| Written instruction |
Restate the complete material exactly.

| Entries shown |
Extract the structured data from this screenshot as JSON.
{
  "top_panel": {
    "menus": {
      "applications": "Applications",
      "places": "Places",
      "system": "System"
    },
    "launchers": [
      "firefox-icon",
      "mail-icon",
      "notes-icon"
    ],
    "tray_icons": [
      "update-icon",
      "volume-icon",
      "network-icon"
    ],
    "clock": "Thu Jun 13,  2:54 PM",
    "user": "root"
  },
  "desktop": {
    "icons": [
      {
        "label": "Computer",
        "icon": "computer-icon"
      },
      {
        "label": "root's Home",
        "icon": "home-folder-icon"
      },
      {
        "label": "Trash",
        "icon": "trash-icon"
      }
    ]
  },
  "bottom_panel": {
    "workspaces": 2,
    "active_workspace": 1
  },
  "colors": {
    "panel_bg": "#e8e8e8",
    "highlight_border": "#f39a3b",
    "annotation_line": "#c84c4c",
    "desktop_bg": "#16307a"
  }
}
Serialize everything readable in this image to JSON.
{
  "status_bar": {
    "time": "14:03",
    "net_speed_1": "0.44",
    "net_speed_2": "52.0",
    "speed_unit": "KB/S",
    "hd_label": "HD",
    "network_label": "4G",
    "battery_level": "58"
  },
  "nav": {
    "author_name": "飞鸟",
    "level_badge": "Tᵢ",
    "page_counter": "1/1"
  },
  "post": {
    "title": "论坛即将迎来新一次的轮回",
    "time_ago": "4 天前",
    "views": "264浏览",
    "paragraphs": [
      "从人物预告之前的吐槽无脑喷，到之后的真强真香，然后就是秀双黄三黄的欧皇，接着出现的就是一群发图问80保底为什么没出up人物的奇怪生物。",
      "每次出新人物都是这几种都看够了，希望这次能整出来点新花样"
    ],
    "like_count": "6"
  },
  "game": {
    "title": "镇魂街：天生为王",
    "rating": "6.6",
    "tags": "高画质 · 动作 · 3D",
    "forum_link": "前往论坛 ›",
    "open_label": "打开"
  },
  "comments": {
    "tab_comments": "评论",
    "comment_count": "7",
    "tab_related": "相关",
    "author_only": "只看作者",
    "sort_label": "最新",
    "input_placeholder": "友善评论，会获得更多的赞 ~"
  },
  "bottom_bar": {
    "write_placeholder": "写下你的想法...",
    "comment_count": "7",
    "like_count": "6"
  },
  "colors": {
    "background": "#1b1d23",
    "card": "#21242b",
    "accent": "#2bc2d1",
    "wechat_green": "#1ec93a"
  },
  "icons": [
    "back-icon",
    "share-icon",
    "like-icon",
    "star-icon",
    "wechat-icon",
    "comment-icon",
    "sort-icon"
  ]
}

| Result for this exercise |
Extract the structured data from this screenshot as JSON.
{
  "top_panel": {
    "menus": {
      "applications": "Applications",
      "places": "Places",
      "system": "System"
    },
    "launchers": [
      "firefox-icon",
      "mail-icon",
      "notes-icon"
    ],
    "tray_icons": [
      "update-icon",
      "volume-icon",
      "network-icon"
    ],
    "clock": "Thu Jun 13,  2:54 PM",
    "user": "root"
  },
  "desktop": {
    "icons": [
      {
        "label": "Computer",
        "icon": "computer-icon"
      },
      {
        "label": "root's Home",
        "icon": "home-folder-icon"
      },
      {
        "label": "Trash",
        "icon": "trash-icon"
      }
    ]
  },
  "bottom_panel": {
    "workspaces": 2,
    "active_workspace": 1
  },
  "colors": {
    "panel_bg": "#e8e8e8",
    "highlight_border": "#f39a3b",
    "annotation_line": "#c84c4c",
    "desktop_bg": "#16307a"
  }
}
Serialize everything readable in this image to JSON.
{
  "status_bar": {
    "time": "14:03",
    "net_speed_1": "0.44",
    "net_speed_2": "52.0",
    "speed_unit": "KB/S",
    "hd_label": "HD",
    "network_label": "4G",
    "battery_level": "58"
  },
  "nav": {
    "author_name": "飞鸟",
    "level_badge": "Tᵢ",
    "page_counter": "1/1"
  },
  "post": {
    "title": "论坛即将迎来新一次的轮回",
    "time_ago": "4 天前",
    "views": "264浏览",
    "paragraphs": [
      "从人物预告之前的吐槽无脑喷，到之后的真强真香，然后就是秀双黄三黄的欧皇，接着出现的就是一群发图问80保底为什么没出up人物的奇怪生物。",
      "每次出新人物都是这几种都看够了，希望这次能整出来点新花样"
    ],
    "like_count": "6"
  },
  "game": {
    "title": "镇魂街：天生为王",
    "rating": "6.6",
    "tags": "高画质 · 动作 · 3D",
    "forum_link": "前往论坛 ›",
    "open_label": "打开"
  },
  "comments": {
    "tab_comments": "评论",
    "comment_count": "7",
    "tab_related": "相关",
    "author_only": "只看作者",
    "sort_label": "最新",
    "input_placeholder": "友善评论，会获得更多的赞 ~"
  },
  "bottom_bar": {
    "write_placeholder": "写下你的想法...",
    "comment_count": "7",
    "like_count": "6"
  },
  "colors": {
    "background": "#1b1d23",
    "card": "#21242b",
    "accent": "#2bc2d1",
    "wechat_green": "#1ec93a"
  },
  "icons": [
    "back-icon",
    "share-icon",
    "like-icon",
    "star-icon",
    "wechat-icon",
    "comment-icon",
    "sort-icon"
  ]
}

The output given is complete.